(Written problem) Copy each line exactly. Leave nothing out.
**********
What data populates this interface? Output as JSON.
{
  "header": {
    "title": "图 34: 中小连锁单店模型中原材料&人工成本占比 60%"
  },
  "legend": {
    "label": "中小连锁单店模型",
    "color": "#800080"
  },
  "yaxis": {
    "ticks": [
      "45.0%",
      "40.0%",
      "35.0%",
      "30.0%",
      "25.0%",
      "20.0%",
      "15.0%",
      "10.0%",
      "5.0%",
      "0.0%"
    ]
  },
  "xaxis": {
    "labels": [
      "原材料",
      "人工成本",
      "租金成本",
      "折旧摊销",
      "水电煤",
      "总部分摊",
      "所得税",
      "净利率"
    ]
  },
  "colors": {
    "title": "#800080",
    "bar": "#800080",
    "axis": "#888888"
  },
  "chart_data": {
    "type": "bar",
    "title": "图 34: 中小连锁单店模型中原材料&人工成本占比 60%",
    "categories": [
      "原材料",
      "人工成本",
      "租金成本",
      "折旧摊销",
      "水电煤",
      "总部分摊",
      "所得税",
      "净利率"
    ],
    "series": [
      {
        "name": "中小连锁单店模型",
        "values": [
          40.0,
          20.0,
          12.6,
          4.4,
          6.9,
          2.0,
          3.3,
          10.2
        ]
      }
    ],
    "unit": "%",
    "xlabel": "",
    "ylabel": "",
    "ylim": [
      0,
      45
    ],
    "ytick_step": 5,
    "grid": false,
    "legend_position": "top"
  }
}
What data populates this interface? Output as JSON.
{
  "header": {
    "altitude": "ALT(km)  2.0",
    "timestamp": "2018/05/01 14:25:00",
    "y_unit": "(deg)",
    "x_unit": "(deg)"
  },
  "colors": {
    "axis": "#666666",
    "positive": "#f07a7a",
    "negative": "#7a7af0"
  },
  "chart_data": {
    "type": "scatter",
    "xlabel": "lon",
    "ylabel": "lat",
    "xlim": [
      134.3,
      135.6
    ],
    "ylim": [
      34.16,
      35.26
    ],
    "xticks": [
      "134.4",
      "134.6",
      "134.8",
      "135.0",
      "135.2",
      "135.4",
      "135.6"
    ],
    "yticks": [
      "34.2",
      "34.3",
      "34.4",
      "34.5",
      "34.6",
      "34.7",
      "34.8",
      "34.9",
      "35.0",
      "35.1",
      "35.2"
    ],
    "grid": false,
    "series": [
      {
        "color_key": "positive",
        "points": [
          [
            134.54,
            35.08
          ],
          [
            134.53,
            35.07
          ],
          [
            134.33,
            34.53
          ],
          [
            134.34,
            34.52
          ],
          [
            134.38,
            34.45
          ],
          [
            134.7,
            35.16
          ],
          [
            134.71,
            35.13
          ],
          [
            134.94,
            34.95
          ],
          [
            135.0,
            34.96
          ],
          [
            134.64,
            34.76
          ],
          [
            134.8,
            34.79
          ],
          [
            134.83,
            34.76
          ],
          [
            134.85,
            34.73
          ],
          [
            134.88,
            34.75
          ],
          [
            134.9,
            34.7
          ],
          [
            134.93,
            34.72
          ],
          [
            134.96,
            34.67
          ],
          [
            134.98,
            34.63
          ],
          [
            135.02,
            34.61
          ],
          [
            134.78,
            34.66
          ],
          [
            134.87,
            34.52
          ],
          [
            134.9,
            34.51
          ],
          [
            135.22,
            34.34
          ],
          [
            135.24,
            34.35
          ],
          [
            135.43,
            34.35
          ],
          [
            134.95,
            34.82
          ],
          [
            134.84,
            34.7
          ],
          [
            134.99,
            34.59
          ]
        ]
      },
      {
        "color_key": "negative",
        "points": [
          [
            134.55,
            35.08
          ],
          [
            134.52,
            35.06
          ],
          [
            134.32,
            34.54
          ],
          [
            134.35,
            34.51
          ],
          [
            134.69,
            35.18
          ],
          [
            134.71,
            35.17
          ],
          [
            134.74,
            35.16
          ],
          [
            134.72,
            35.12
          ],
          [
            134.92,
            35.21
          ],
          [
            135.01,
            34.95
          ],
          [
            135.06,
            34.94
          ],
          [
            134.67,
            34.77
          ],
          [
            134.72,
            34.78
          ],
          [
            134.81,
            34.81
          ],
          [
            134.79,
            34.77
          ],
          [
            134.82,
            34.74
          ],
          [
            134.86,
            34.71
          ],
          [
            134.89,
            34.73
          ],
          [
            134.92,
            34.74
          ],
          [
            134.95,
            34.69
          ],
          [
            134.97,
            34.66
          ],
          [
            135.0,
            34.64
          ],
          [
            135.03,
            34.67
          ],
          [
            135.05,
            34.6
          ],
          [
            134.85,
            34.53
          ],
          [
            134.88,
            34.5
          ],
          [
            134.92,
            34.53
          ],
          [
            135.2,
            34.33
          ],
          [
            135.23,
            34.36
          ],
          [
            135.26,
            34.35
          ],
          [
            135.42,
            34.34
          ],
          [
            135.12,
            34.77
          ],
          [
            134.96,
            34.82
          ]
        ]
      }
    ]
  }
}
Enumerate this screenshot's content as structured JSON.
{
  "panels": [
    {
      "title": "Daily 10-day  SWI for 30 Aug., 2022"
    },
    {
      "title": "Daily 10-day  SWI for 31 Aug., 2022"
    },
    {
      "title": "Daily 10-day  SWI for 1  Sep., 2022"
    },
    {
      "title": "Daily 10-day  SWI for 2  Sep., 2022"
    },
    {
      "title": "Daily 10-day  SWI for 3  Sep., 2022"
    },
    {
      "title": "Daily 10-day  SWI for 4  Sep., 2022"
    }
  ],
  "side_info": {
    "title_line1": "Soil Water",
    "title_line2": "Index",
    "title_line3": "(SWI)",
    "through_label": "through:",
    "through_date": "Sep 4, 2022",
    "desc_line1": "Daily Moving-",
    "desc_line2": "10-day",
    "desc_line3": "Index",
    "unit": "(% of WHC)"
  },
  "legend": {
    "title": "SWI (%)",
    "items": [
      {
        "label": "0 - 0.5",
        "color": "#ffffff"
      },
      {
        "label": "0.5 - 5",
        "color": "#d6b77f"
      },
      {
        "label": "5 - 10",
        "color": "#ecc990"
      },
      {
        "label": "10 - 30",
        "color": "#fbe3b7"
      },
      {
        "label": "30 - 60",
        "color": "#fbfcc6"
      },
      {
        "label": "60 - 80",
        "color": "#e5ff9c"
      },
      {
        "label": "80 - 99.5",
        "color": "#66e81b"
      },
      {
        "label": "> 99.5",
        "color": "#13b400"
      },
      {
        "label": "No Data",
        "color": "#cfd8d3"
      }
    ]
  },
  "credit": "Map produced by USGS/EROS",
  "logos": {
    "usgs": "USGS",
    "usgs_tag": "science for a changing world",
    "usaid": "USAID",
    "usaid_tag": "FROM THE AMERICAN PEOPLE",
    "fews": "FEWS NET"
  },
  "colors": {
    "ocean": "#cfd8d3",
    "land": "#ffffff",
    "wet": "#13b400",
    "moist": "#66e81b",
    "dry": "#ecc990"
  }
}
**********
(Exercise answer)
What data populates this interface? Output as JSON.
{
  "header": {
    "title": "图 34: 中小连锁单店模型中原材料&人工成本占比 60%"
  },
  "legend": {
    "label": "中小连锁单店模型",
    "color": "#800080"
  },
  "yaxis": {
    "ticks": [
      "45.0%",
      "40.0%",
      "35.0%",
      "30.0%",
      "25.0%",
      "20.0%",
      "15.0%",
      "10.0%",
      "5.0%",
      "0.0%"
    ]
  },
  "xaxis": {
    "labels": [
      "原材料",
      "人工成本",
      "租金成本",
      "折旧摊销",
      "水电煤",
      "总部分摊",
      "所得税",
      "净利率"
    ]
  },
  "colors": {
    "title": "#800080",
    "bar": "#800080",
    "axis": "#888888"
  },
  "chart_data": {
    "type": "bar",
    "title": "图 34: 中小连锁单店模型中原材料&人工成本占比 60%",
    "categories": [
      "原材料",
      "人工成本",
      "租金成本",
      "折旧摊销",
      "水电煤",
      "总部分摊",
      "所得税",
      "净利率"
    ],
    "series": [
      {
        "name": "中小连锁单店模型",
        "values": [
          40.0,
          20.0,
          12.6,
          4.4,
          6.9,
          2.0,
          3.3,
          10.2
        ]
      }
    ],
    "unit": "%",
    "xlabel": "",
    "ylabel": "",
    "ylim": [
      0,
      45
    ],
    "ytick_step": 5,
    "grid": false,
    "legend_position": "top"
  }
}
What data populates this interface? Output as JSON.
{
  "header": {
    "altitude": "ALT(km)  2.0",
    "timestamp": "2018/05/01 14:25:00",
    "y_unit": "(deg)",
    "x_unit": "(deg)"
  },
  "colors": {
    "axis": "#666666",
    "positive": "#f07a7a",
    "negative": "#7a7af0"
  },
  "chart_data": {
    "type": "scatter",
    "xlabel": "lon",
    "ylabel": "lat",
    "xlim": [
      134.3,
      135.6
    ],
    "ylim": [
      34.16,
      35.26
    ],
    "xticks": [
      "134.4",
      "134.6",
      "134.8",
      "135.0",
      "135.2",
      "135.4",
      "135.6"
    ],
    "yticks": [
      "34.2",
      "34.3",
      "34.4",
      "34.5",
      "34.6",
      "34.7",
      "34.8",
      "34.9",
      "35.0",
      "35.1",
      "35.2"
    ],
    "grid": false,
    "series": [
      {
        "color_key": "positive",
        "points": [
          [
            134.54,
            35.08
          ],
          [
            134.53,
            35.07
          ],
          [
            134.33,
            34.53
          ],
          [
            134.34,
            34.52
          ],
          [
            134.38,
            34.45
          ],
          [
            134.7,
            35.16
          ],
          [
            134.71,
            35.13
          ],
          [
            134.94,
            34.95
          ],
          [
            135.0,
            34.96
          ],
          [
            134.64,
            34.76
          ],
          [
            134.8,
            34.79
          ],
          [
            134.83,
            34.76
          ],
          [
            134.85,
            34.73
          ],
          [
            134.88,
            34.75
          ],
          [
            134.9,
            34.7
          ],
          [
            134.93,
            34.72
          ],
          [
            134.96,
            34.67
          ],
          [
            134.98,
            34.63
          ],
          [
            135.02,
            34.61
          ],
          [
            134.78,
            34.66
          ],
          [
            134.87,
            34.52
          ],
          [
            134.9,
            34.51
          ],
          [
            135.22,
            34.34
          ],
          [
            135.24,
            34.35
          ],
          [
            135.43,
            34.35
          ],
          [
            134.95,
            34.82
          ],
          [
            134.84,
            34.7
          ],
          [
            134.99,
            34.59
          ]
        ]
      },
      {
        "color_key": "negative",
        "points": [
          [
            134.55,
            35.08
          ],
          [
            134.52,
            35.06
          ],
          [
            134.32,
            34.54
          ],
          [
            134.35,
            34.51
          ],
          [
            134.69,
            35.18
          ],
          [
            134.71,
            35.17
          ],
          [
            134.74,
            35.16
          ],
          [
            134.72,
            35.12
          ],
          [
            134.92,
            35.21
          ],
          [
            135.01,
            34.95
          ],
          [
            135.06,
            34.94
          ],
          [
            134.67,
            34.77
          ],
          [
            134.72,
            34.78
          ],
          [
            134.81,
            34.81
          ],
          [
            134.79,
            34.77
          ],
          [
            134.82,
            34.74
          ],
          [
            134.86,
            34.71
          ],
          [
            134.89,
            34.73
          ],
          [
            134.92,
            34.74
          ],
          [
            134.95,
            34.69
          ],
          [
            134.97,
            34.66
          ],
          [
            135.0,
            34.64
          ],
          [
            135.03,
            34.67
          ],
          [
            135.05,
            34.6
          ],
          [
            134.85,
            34.53
          ],
          [
            134.88,
            34.5
          ],
          [
            134.92,
            34.53
          ],
          [
            135.2,
            34.33
          ],
          [
            135.23,
            34.36
          ],
          [
            135.26,
            34.35
          ],
          [
            135.42,
            34.34
          ],
          [
            135.12,
            34.77
          ],
          [
            134.96,
            34.82
          ]
        ]
      }
    ]
  }
}
Enumerate this screenshot's content as structured JSON.
{
  "panels": [
    {
      "title": "Daily 10-day  SWI for 30 Aug., 2022"
    },
    {
      "title": "Daily 10-day  SWI for 31 Aug., 2022"
    },
    {
      "title": "Daily 10-day  SWI for 1  Sep., 2022"
    },
    {
      "title": "Daily 10-day  SWI for 2  Sep., 2022"
    },
    {
      "title": "Daily 10-day  SWI for 3  Sep., 2022"
    },
    {
      "title": "Daily 10-day  SWI for 4  Sep., 2022"
    }
  ],
  "side_info": {
    "title_line1": "Soil Water",
    "title_line2": "Index",
    "title_line3": "(SWI)",
    "through_label": "through:",
    "through_date": "Sep 4, 2022",
    "desc_line1": "Daily Moving-",
    "desc_line2": "10-day",
    "desc_line3": "Index",
    "unit": "(% of WHC)"
  },
  "legend": {
    "title": "SWI (%)",
    "items": [
      {
        "label": "0 - 0.5",
        "color": "#ffffff"
      },
      {
        "label": "0.5 - 5",
        "color": "#d6b77f"
      },
      {
        "label": "5 - 10",
        "color": "#ecc990"
      },
      {
        "label": "10 - 30",
        "color": "#fbe3b7"
      },
      {
        "label": "30 - 60",
        "color": "#fbfcc6"
      },
      {
        "label": "60 - 80",
        "color": "#e5ff9c"
      },
      {
        "label": "80 - 99.5",
        "color": "#66e81b"
      },
      {
        "label": "> 99.5",
        "color": "#13b400"
      },
      {
        "label": "No Data",
        "color": "#cfd8d3"
      }
    ]
  },
  "credit": "Map produced by USGS/EROS",
  "logos": {
    "usgs": "USGS",
    "usgs_tag": "science for a changing world",
    "usaid": "USAID",
    "usaid_tag": "FROM THE AMERICAN PEOPLE",
    "fews": "FEWS NET"
  },
  "colors": {
    "ocean": "#cfd8d3",
    "land": "#ffffff",
    "wet": "#13b400",
    "moist": "#66e81b",
    "dry": "#ecc990"
  }
}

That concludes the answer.